AIM.
The records below are to be repeated in full, exactly as they are.

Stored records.
***
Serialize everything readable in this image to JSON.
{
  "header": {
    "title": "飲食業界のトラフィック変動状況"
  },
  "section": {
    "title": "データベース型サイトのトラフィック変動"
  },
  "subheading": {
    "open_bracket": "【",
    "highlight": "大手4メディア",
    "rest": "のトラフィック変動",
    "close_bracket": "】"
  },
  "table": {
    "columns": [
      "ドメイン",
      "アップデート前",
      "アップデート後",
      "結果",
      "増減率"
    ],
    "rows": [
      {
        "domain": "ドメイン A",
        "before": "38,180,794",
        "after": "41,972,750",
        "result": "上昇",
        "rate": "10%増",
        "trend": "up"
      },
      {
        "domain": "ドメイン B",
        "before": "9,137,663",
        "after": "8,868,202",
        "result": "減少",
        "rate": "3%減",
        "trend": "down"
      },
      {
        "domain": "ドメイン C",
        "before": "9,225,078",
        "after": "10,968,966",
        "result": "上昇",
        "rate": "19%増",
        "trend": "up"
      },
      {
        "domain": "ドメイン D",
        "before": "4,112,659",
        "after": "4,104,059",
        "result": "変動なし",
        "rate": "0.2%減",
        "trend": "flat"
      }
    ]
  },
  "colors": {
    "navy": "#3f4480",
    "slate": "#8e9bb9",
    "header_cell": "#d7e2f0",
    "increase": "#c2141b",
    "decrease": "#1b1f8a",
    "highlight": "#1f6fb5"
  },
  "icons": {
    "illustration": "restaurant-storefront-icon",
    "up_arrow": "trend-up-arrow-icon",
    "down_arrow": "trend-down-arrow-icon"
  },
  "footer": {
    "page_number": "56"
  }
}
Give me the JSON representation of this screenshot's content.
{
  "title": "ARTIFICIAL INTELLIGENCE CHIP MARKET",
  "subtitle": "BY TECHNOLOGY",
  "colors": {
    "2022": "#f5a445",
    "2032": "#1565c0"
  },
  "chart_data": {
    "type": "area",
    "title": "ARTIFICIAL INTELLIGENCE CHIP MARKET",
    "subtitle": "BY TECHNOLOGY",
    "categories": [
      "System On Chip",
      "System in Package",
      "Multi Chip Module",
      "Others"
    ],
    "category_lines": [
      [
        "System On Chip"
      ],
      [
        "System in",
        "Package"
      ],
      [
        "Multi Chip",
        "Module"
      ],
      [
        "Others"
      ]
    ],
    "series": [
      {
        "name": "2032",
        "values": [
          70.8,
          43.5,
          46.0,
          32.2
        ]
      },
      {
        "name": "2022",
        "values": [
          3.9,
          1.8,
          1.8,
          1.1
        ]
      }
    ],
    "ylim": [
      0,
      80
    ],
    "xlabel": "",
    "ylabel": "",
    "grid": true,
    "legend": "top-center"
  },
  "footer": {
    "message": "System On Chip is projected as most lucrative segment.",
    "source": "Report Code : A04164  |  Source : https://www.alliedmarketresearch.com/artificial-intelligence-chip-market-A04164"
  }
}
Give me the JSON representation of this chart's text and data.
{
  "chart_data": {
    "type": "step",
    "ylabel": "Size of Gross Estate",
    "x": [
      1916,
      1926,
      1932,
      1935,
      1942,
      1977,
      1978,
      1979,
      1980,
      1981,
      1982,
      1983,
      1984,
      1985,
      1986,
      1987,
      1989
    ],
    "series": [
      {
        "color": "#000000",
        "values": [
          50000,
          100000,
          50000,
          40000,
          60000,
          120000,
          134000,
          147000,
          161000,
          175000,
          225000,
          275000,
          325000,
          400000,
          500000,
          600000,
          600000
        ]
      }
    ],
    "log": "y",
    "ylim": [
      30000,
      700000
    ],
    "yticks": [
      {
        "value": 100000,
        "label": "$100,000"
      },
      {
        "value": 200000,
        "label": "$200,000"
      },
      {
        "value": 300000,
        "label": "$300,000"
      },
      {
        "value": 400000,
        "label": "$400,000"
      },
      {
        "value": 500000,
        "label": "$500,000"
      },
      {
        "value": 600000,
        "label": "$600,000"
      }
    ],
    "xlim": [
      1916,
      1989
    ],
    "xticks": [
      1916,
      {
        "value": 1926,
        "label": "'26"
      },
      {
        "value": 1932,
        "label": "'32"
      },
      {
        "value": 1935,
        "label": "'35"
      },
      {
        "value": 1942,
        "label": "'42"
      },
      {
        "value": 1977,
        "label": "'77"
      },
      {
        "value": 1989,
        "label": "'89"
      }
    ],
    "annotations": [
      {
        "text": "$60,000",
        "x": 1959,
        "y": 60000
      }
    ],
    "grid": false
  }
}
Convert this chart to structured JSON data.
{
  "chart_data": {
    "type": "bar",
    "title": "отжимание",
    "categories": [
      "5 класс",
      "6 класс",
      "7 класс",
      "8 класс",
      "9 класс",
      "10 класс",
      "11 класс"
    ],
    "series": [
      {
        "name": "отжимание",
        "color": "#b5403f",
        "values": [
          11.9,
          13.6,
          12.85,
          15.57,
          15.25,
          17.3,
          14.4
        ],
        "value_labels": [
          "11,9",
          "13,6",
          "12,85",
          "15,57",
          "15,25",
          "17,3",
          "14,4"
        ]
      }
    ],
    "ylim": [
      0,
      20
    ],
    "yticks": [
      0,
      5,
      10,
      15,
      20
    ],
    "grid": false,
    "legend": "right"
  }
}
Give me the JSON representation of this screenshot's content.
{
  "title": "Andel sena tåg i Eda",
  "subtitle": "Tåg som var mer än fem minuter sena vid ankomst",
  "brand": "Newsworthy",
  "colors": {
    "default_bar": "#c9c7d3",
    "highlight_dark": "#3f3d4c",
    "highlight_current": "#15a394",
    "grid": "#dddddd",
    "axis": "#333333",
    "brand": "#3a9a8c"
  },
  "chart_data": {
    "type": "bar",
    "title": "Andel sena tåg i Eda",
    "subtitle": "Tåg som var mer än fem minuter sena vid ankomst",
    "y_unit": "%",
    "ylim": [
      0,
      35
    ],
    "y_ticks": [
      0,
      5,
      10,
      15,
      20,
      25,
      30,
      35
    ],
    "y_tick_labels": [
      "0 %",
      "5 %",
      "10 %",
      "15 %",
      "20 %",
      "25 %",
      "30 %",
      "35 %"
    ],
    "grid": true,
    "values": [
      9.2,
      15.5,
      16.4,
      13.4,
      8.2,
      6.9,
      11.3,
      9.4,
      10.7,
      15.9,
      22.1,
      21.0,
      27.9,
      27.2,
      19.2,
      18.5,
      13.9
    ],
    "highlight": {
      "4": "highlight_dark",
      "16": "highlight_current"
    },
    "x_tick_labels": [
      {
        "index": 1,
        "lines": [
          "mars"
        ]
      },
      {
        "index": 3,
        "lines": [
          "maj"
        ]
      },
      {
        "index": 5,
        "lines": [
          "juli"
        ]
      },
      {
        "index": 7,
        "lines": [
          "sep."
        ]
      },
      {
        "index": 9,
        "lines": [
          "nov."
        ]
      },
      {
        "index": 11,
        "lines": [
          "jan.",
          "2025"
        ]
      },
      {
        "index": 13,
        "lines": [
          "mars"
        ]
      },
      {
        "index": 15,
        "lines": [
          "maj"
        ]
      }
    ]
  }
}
***
RESULT FOR THIS EXERCISE.
Serialize everything readable in this image to JSON.
{
  "header": {
    "title": "飲食業界のトラフィック変動状況"
  },
  "section": {
    "title": "データベース型サイトのトラフィック変動"
  },
  "subheading": {
    "open_bracket": "【",
    "highlight": "大手4メディア",
    "rest": "のトラフィック変動",
    "close_bracket": "】"
  },
  "table": {
    "columns": [
      "ドメイン",
      "アップデート前",
      "アップデート後",
      "結果",
      "増減率"
    ],
    "rows": [
      {
        "domain": "ドメイン A",
        "before": "38,180,794",
        "after": "41,972,750",
        "result": "上昇",
        "rate": "10%増",
        "trend": "up"
      },
      {
        "domain": "ドメイン B",
        "before": "9,137,663",
        "after": "8,868,202",
        "result": "減少",
        "rate": "3%減",
        "trend": "down"
      },
      {
        "domain": "ドメイン C",
        "before": "9,225,078",
        "after": "10,968,966",
        "result": "上昇",
        "rate": "19%増",
        "trend": "up"
      },
      {
        "domain": "ドメイン D",
        "before": "4,112,659",
        "after": "4,104,059",
        "result": "変動なし",
        "rate": "0.2%減",
        "trend": "flat"
      }
    ]
  },
  "colors": {
    "navy": "#3f4480",
    "slate": "#8e9bb9",
    "header_cell": "#d7e2f0",
    "increase": "#c2141b",
    "decrease": "#1b1f8a",
    "highlight": "#1f6fb5"
  },
  "icons": {
    "illustration": "restaurant-storefront-icon",
    "up_arrow": "trend-up-arrow-icon",
    "down_arrow": "trend-down-arrow-icon"
  },
  "footer": {
    "page_number": "56"
  }
}
Give me the JSON representation of this screenshot's content.
{
  "title": "ARTIFICIAL INTELLIGENCE CHIP MARKET",
  "subtitle": "BY TECHNOLOGY",
  "colors": {
    "2022": "#f5a445",
    "2032": "#1565c0"
  },
  "chart_data": {
    "type": "area",
    "title": "ARTIFICIAL INTELLIGENCE CHIP MARKET",
    "subtitle": "BY TECHNOLOGY",
    "categories": [
      "System On Chip",
      "System in Package",
      "Multi Chip Module",
      "Others"
    ],
    "category_lines": [
      [
        "System On Chip"
      ],
      [
        "System in",
        "Package"
      ],
      [
        "Multi Chip",
        "Module"
      ],
      [
        "Others"
      ]
    ],
    "series": [
      {
        "name": "2032",
        "values": [
          70.8,
          43.5,
          46.0,
          32.2
        ]
      },
      {
        "name": "2022",
        "values": [
          3.9,
          1.8,
          1.8,
          1.1
        ]
      }
    ],
    "ylim": [
      0,
      80
    ],
    "xlabel": "",
    "ylabel": "",
    "grid": true,
    "legend": "top-center"
  },
  "footer": {
    "message": "System On Chip is projected as most lucrative segment.",
    "source": "Report Code : A04164  |  Source : https://www.alliedmarketresearch.com/artificial-intelligence-chip-market-A04164"
  }
}
Give me the JSON representation of this chart's text and data.
{
  "chart_data": {
    "type": "step",
    "ylabel": "Size of Gross Estate",
    "x": [
      1916,
      1926,
      1932,
      1935,
      1942,
      1977,
      1978,
      1979,
      1980,
      1981,
      1982,
      1983,
      1984,
      1985,
      1986,
      1987,
      1989
    ],
    "series": [
      {
        "color": "#000000",
        "values": [
          50000,
          100000,
          50000,
          40000,
          60000,
          120000,
          134000,
          147000,
          161000,
          175000,
          225000,
          275000,
          325000,
          400000,
          500000,
          600000,
          600000
        ]
      }
    ],
    "log": "y",
    "ylim": [
      30000,
      700000
    ],
    "yticks": [
      {
        "value": 100000,
        "label": "$100,000"
      },
      {
        "value": 200000,
        "label": "$200,000"
      },
      {
        "value": 300000,
        "label": "$300,000"
      },
      {
        "value": 400000,
        "label": "$400,000"
      },
      {
        "value": 500000,
        "label": "$500,000"
      },
      {
        "value": 600000,
        "label": "$600,000"
      }
    ],
    "xlim": [
      1916,
      1989
    ],
    "xticks": [
      1916,
      {
        "value": 1926,
        "label": "'26"
      },
      {
        "value": 1932,
        "label": "'32"
      },
      {
        "value": 1935,
        "label": "'35"
      },
      {
        "value": 1942,
        "label": "'42"
      },
      {
        "value": 1977,
        "label": "'77"
      },
      {
        "value": 1989,
        "label": "'89"
      }
    ],
    "annotations": [
      {
        "text": "$60,000",
        "x": 1959,
        "y": 60000
      }
    ],
    "grid": false
  }
}
Convert this chart to structured JSON data.
{
  "chart_data": {
    "type": "bar",
    "title": "отжимание",
    "categories": [
      "5 класс",
      "6 класс",
      "7 класс",
      "8 класс",
      "9 класс",
      "10 класс",
      "11 класс"
    ],
    "series": [
      {
        "name": "отжимание",
        "color": "#b5403f",
        "values": [
          11.9,
          13.6,
          12.85,
          15.57,
          15.25,
          17.3,
          14.4
        ],
        "value_labels": [
          "11,9",
          "13,6",
          "12,85",
          "15,57",
          "15,25",
          "17,3",
          "14,4"
        ]
      }
    ],
    "ylim": [
      0,
      20
    ],
    "yticks": [
      0,
      5,
      10,
      15,
      20
    ],
    "grid": false,
    "legend": "right"
  }
}
Give me the JSON representation of this screenshot's content.
{
  "title": "Andel sena tåg i Eda",
  "subtitle": "Tåg som var mer än fem minuter sena vid ankomst",
  "brand": "Newsworthy",
  "colors": {
    "default_bar": "#c9c7d3",
    "highlight_dark": "#3f3d4c",
    "highlight_current": "#15a394",
    "grid": "#dddddd",
    "axis": "#333333",
    "brand": "#3a9a8c"
  },
  "chart_data": {
    "type": "bar",
    "title": "Andel sena tåg i Eda",
    "subtitle": "Tåg som var mer än fem minuter sena vid ankomst",
    "y_unit": "%",
    "ylim": [
      0,
      35
    ],
    "y_ticks": [
      0,
      5,
      10,
      15,
      20,
      25,
      30,
      35
    ],
    "y_tick_labels": [
      "0 %",
      "5 %",
      "10 %",
      "15 %",
      "20 %",
      "25 %",
      "30 %",
      "35 %"
    ],
    "grid": true,
    "values": [
      9.2,
      15.5,
      16.4,
      13.4,
      8.2,
      6.9,
      11.3,
      9.4,
      10.7,
      15.9,
      22.1,
      21.0,
      27.9,
      27.2,
      19.2,
      18.5,
      13.9
    ],
    "highlight": {
      "4": "highlight_dark",
      "16": "highlight_current"
    },
    "x_tick_labels": [
      {
        "index": 1,
        "lines": [
          "mars"
        ]
      },
      {
        "index": 3,
        "lines": [
          "maj"
        ]
      },
      {
        "index": 5,
        "lines": [
          "juli"
        ]
      },
      {
        "index": 7,
        "lines": [
          "sep."
        ]
      },
      {
        "index": 9,
        "lines": [
          "nov."
        ]
      },
      {
        "index": 11,
        "lines": [
          "jan.",
          "2025"
        ]
      },
      {
        "index": 13,
        "lines": [
          "mars"
        ]
      },
      {
        "index": 15,
        "lines": [
          "maj"
        ]
      }
    ]
  }
}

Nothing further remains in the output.